▶ _CHALLENGE_:
Repeat, exactly and in full, the lines of the listing below, but without any pictures.
-- start RECORDS FOR THIS TASK --
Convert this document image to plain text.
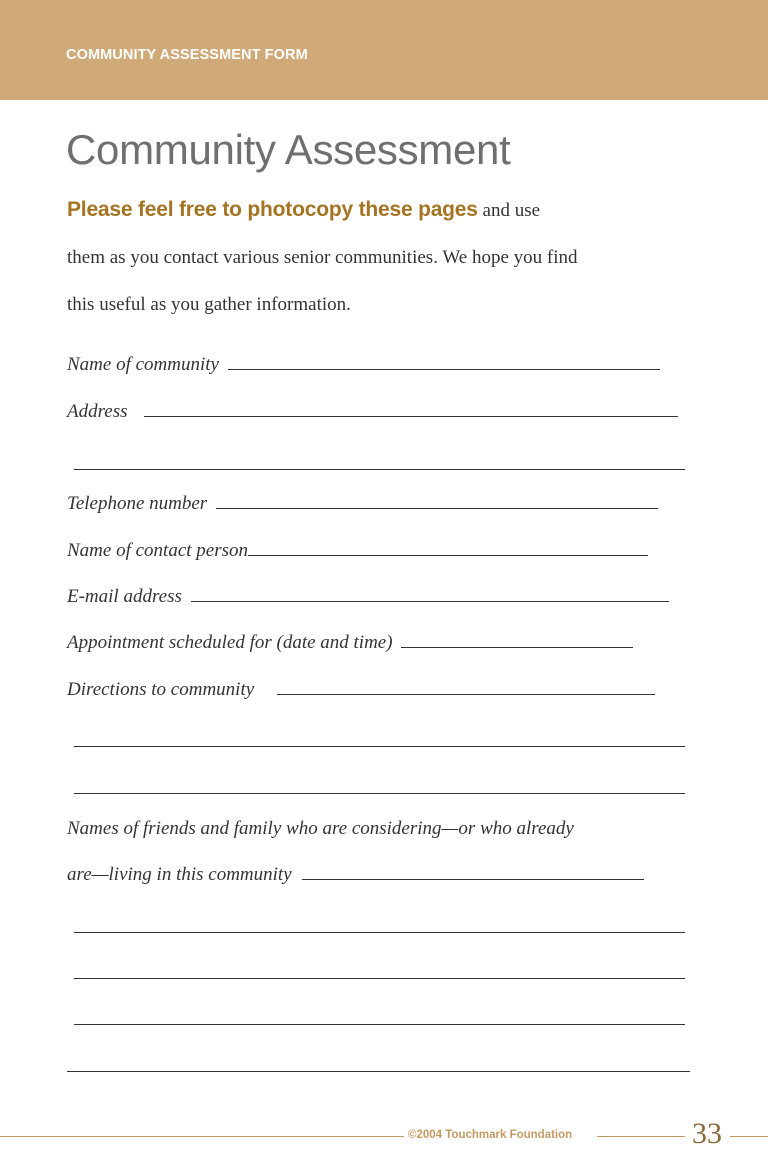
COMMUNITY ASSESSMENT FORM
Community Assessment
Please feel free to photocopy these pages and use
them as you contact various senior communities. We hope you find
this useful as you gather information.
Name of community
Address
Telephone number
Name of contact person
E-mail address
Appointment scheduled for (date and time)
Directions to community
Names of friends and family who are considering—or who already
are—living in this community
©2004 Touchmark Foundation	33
-- end RECORDS FOR THIS TASK --
▶ _EXERCISE OUTPUT_:
Convert this document image to plain text.
COMMUNITY ASSESSMENT FORM
Community Assessment
Please feel free to photocopy these pages and use
them as you contact various senior communities. We hope you find
this useful as you gather information.
Name of community
Address
Telephone number
Name of contact person
E-mail address
Appointment scheduled for (date and time)
Directions to community
Names of friends and family who are considering—or who already
are—living in this community
©2004 Touchmark Foundation	33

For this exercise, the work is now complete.